## The problem
For this exercise, repeat all of the material verbatim apart from its images.

## Stored records

* Begin *

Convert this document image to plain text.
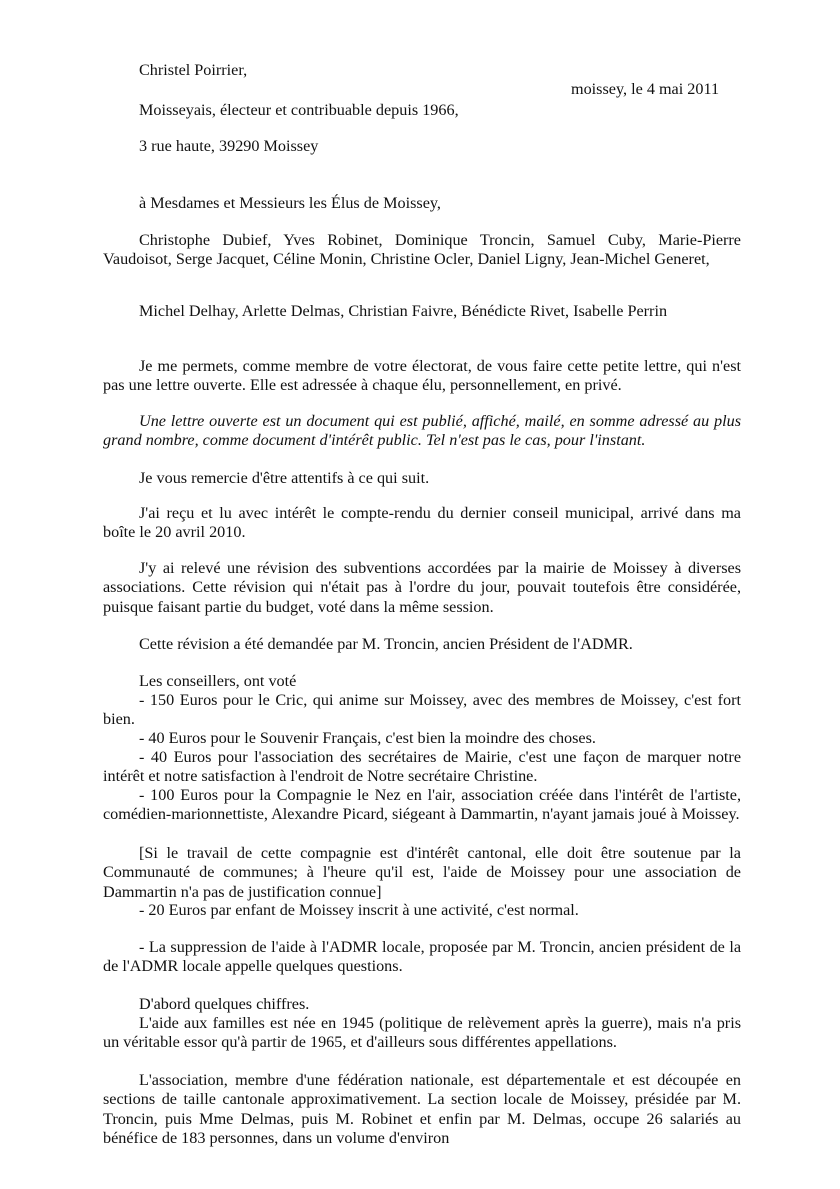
Christel Poirrier,

moissey, le 4 mai 2011

Moisseyais, électeur et contribuable depuis 1966,

3 rue haute, 39290 Moissey

à Mesdames et Messieurs les Élus de Moissey,

Christophe Dubief, Yves Robinet, Dominique Troncin, Samuel Cuby, Marie-Pierre Vaudoisot, Serge Jacquet, Céline Monin, Christine Ocler, Daniel Ligny, Jean-Michel Generet,

Michel Delhay, Arlette Delmas, Christian Faivre, Bénédicte Rivet, Isabelle Perrin

Je me permets, comme membre de votre électorat, de vous faire cette petite lettre, qui n'est pas une lettre ouverte. Elle est adressée à chaque élu, personnellement, en privé.

Une lettre ouverte est un document qui est publié, affiché, mailé, en somme adressé au plus grand nombre, comme document d'intérêt public. Tel n'est pas le cas, pour l'instant.

Je vous remercie d'être attentifs à ce qui suit.

J'ai reçu et lu avec intérêt le compte-rendu du dernier conseil municipal, arrivé dans ma boîte le 20 avril 2010.

J'y ai relevé une révision des subventions accordées par la mairie de Moissey à diverses associations. Cette révision qui n'était pas à l'ordre du jour, pouvait toutefois être considérée, puisque faisant partie du budget, voté dans la même session.

Cette révision a été demandée par M. Troncin, ancien Président de l'ADMR.

Les conseillers, ont voté

- 150 Euros pour le Cric, qui anime sur Moissey, avec des membres de Moissey, c'est fort bien.

- 40 Euros pour le Souvenir Français, c'est bien la moindre des choses.

- 40 Euros pour l'association des secrétaires de Mairie, c'est une façon de marquer notre intérêt et notre satisfaction à l'endroit de Notre secrétaire Christine.

- 100 Euros pour la Compagnie le Nez en l'air, association créée dans l'intérêt de l'artiste, comédien-marionnettiste, Alexandre Picard, siégeant à Dammartin, n'ayant jamais joué à Moissey.

[Si le travail de cette compagnie est d'intérêt cantonal, elle doit être soutenue par la Communauté de communes; à l'heure qu'il est, l'aide de Moissey pour une association de Dammartin n'a pas de justification connue]

- 20 Euros par enfant de Moissey inscrit à une activité, c'est normal.

- La suppression de l'aide à l'ADMR locale, proposée par M. Troncin, ancien président de la de l'ADMR locale appelle quelques questions.

D'abord quelques chiffres.

L'aide aux familles est née en 1945 (politique de relèvement après la guerre), mais n'a pris un véritable essor qu'à partir de 1965, et d'ailleurs sous différentes appellations.

L'association, membre d'une fédération nationale, est départementale et est découpée en sections de taille cantonale approximativement. La section locale de Moissey, présidée par M. Troncin, puis Mme Delmas, puis M. Robinet et enfin par M. Delmas, occupe 26 salariés au bénéfice de 183 personnes, dans un volume d'environ
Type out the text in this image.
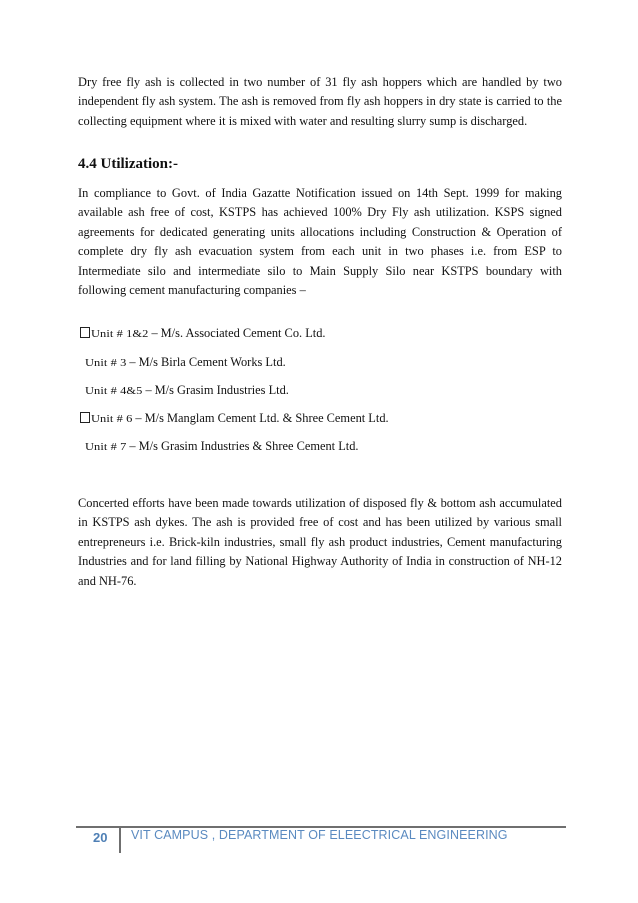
Dry free fly ash is collected in two number of 31 fly ash hoppers which are handled by two independent fly ash system. The ash is removed from fly ash hoppers in dry state is carried to the collecting equipment where it is mixed with water and resulting slurry sump is discharged.

4.4 Utilization:-

In compliance to Govt. of India Gazatte Notification issued on 14th Sept. 1999 for making available ash free of cost, KSTPS has achieved 100% Dry Fly ash utilization. KSPS signed agreements for dedicated generating units allocations including Construction & Operation of complete dry fly ash evacuation system from each unit in two phases i.e. from ESP to Intermediate silo and intermediate silo to Main Supply Silo near KSTPS boundary with following cement manufacturing companies –

Unit # 1&2 – M/s. Associated Cement Co. Ltd.
Unit # 3 – M/s Birla Cement Works Ltd.
Unit # 4&5 – M/s Grasim Industries Ltd.
Unit # 6 – M/s Manglam Cement Ltd. & Shree Cement Ltd.
Unit # 7 – M/s Grasim Industries & Shree Cement Ltd.

Concerted efforts have been made towards utilization of disposed fly & bottom ash accumulated in KSTPS ash dykes. The ash is provided free of cost and has been utilized by various small entrepreneurs i.e. Brick-kiln industries, small fly ash product industries, Cement manufacturing Industries and for land filling by National Highway Authority of India in construction of NH-12 and NH-76.

20 VIT CAMPUS , DEPARTMENT OF ELEECTRICAL ENGINEERING
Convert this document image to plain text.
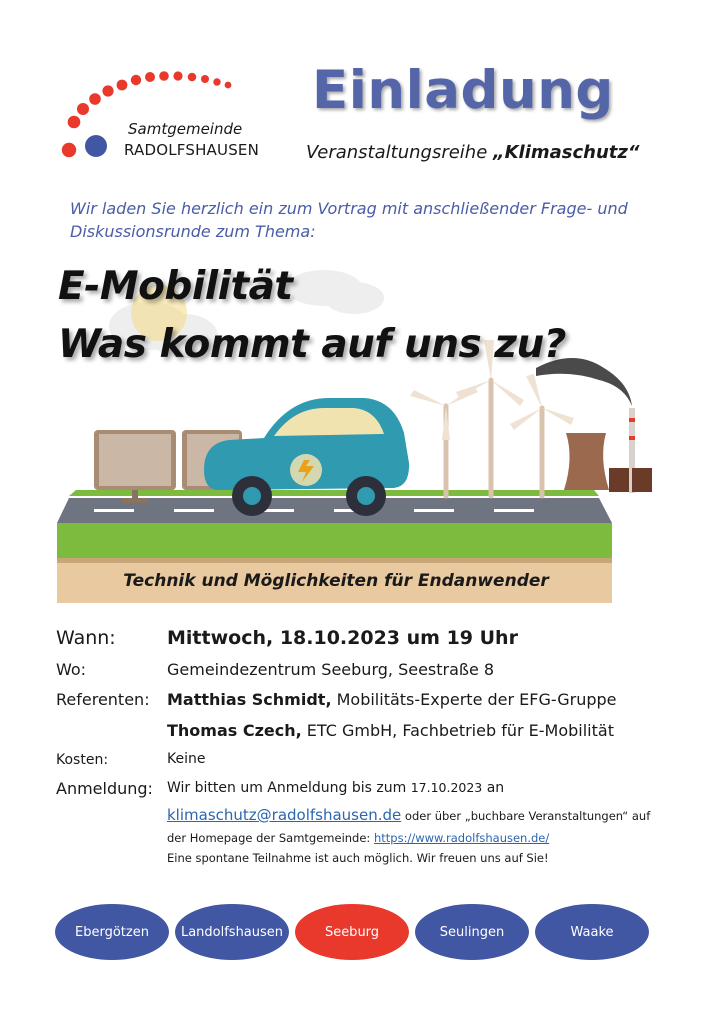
Samtgemeinde
RADOLFSHAUSEN
Einladung
Veranstaltungsreihe „Klimaschutz“
Wir laden Sie herzlich ein zum Vortrag mit anschließender Frage- und Diskussionsrunde zum Thema:
E-Mobilität
Was kommt auf uns zu?
Technik und Möglichkeiten für Endanwender
Wann:	Mittwoch, 18.10.2023 um 19 Uhr
Wo:	Gemeindezentrum Seeburg, Seestraße 8
Referenten: Matthias Schmidt, Mobilitäts-Experte der EFG-Gruppe
Thomas Czech, ETC GmbH, Fachbetrieb für E-Mobilität
Kosten:	Keine
Anmeldung: Wir bitten um Anmeldung bis zum 17.10.2023 an
klimaschutz@radolfshausen.de oder über „buchbare Veranstaltungen“ auf
der Homepage der Samtgemeinde: https://www.radolfshausen.de/
Eine spontane Teilnahme ist auch möglich. Wir freuen uns auf Sie!
Ebergötzen	Landolfshausen	Seeburg	Seulingen	Waake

* End *

## Task solution
Convert this document image to plain text.
Christel Poirrier,

moissey, le 4 mai 2011

Moisseyais, électeur et contribuable depuis 1966,

3 rue haute, 39290 Moissey

à Mesdames et Messieurs les Élus de Moissey,

Christophe Dubief, Yves Robinet, Dominique Troncin, Samuel Cuby, Marie-Pierre Vaudoisot, Serge Jacquet, Céline Monin, Christine Ocler, Daniel Ligny, Jean-Michel Generet,

Michel Delhay, Arlette Delmas, Christian Faivre, Bénédicte Rivet, Isabelle Perrin

Je me permets, comme membre de votre électorat, de vous faire cette petite lettre, qui n'est pas une lettre ouverte. Elle est adressée à chaque élu, personnellement, en privé.

Une lettre ouverte est un document qui est publié, affiché, mailé, en somme adressé au plus grand nombre, comme document d'intérêt public. Tel n'est pas le cas, pour l'instant.

Je vous remercie d'être attentifs à ce qui suit.

J'ai reçu et lu avec intérêt le compte-rendu du dernier conseil municipal, arrivé dans ma boîte le 20 avril 2010.

J'y ai relevé une révision des subventions accordées par la mairie de Moissey à diverses associations. Cette révision qui n'était pas à l'ordre du jour, pouvait toutefois être considérée, puisque faisant partie du budget, voté dans la même session.

Cette révision a été demandée par M. Troncin, ancien Président de l'ADMR.

Les conseillers, ont voté

- 150 Euros pour le Cric, qui anime sur Moissey, avec des membres de Moissey, c'est fort bien.

- 40 Euros pour le Souvenir Français, c'est bien la moindre des choses.

- 40 Euros pour l'association des secrétaires de Mairie, c'est une façon de marquer notre intérêt et notre satisfaction à l'endroit de Notre secrétaire Christine.

- 100 Euros pour la Compagnie le Nez en l'air, association créée dans l'intérêt de l'artiste, comédien-marionnettiste, Alexandre Picard, siégeant à Dammartin, n'ayant jamais joué à Moissey.

[Si le travail de cette compagnie est d'intérêt cantonal, elle doit être soutenue par la Communauté de communes; à l'heure qu'il est, l'aide de Moissey pour une association de Dammartin n'a pas de justification connue]

- 20 Euros par enfant de Moissey inscrit à une activité, c'est normal.

- La suppression de l'aide à l'ADMR locale, proposée par M. Troncin, ancien président de la de l'ADMR locale appelle quelques questions.

D'abord quelques chiffres.

L'aide aux familles est née en 1945 (politique de relèvement après la guerre), mais n'a pris un véritable essor qu'à partir de 1965, et d'ailleurs sous différentes appellations.

L'association, membre d'une fédération nationale, est départementale et est découpée en sections de taille cantonale approximativement. La section locale de Moissey, présidée par M. Troncin, puis Mme Delmas, puis M. Robinet et enfin par M. Delmas, occupe 26 salariés au bénéfice de 183 personnes, dans un volume d'environ
Type out the text in this image.
Dry free fly ash is collected in two number of 31 fly ash hoppers which are handled by two independent fly ash system. The ash is removed from fly ash hoppers in dry state is carried to the collecting equipment where it is mixed with water and resulting slurry sump is discharged.

4.4 Utilization:-

In compliance to Govt. of India Gazatte Notification issued on 14th Sept. 1999 for making available ash free of cost, KSTPS has achieved 100% Dry Fly ash utilization. KSPS signed agreements for dedicated generating units allocations including Construction & Operation of complete dry fly ash evacuation system from each unit in two phases i.e. from ESP to Intermediate silo and intermediate silo to Main Supply Silo near KSTPS boundary with following cement manufacturing companies –

Unit # 1&2 – M/s. Associated Cement Co. Ltd.
Unit # 3 – M/s Birla Cement Works Ltd.
Unit # 4&5 – M/s Grasim Industries Ltd.
Unit # 6 – M/s Manglam Cement Ltd. & Shree Cement Ltd.
Unit # 7 – M/s Grasim Industries & Shree Cement Ltd.

Concerted efforts have been made towards utilization of disposed fly & bottom ash accumulated in KSTPS ash dykes. The ash is provided free of cost and has been utilized by various small entrepreneurs i.e. Brick-kiln industries, small fly ash product industries, Cement manufacturing Industries and for land filling by National Highway Authority of India in construction of NH-12 and NH-76.

20 VIT CAMPUS , DEPARTMENT OF ELEECTRICAL ENGINEERING
Convert this document image to plain text.
Samtgemeinde
RADOLFSHAUSEN
Einladung
Veranstaltungsreihe „Klimaschutz“
Wir laden Sie herzlich ein zum Vortrag mit anschließender Frage- und Diskussionsrunde zum Thema:
E-Mobilität
Was kommt auf uns zu?
Technik und Möglichkeiten für Endanwender
Wann:	Mittwoch, 18.10.2023 um 19 Uhr
Wo:	Gemeindezentrum Seeburg, Seestraße 8
Referenten: Matthias Schmidt, Mobilitäts-Experte der EFG-Gruppe
Thomas Czech, ETC GmbH, Fachbetrieb für E-Mobilität
Kosten:	Keine
Anmeldung: Wir bitten um Anmeldung bis zum 17.10.2023 an
klimaschutz@radolfshausen.de oder über „buchbare Veranstaltungen“ auf
der Homepage der Samtgemeinde: https://www.radolfshausen.de/
Eine spontane Teilnahme ist auch möglich. Wir freuen uns auf Sie!
Ebergötzen	Landolfshausen	Seeburg	Seulingen	Waake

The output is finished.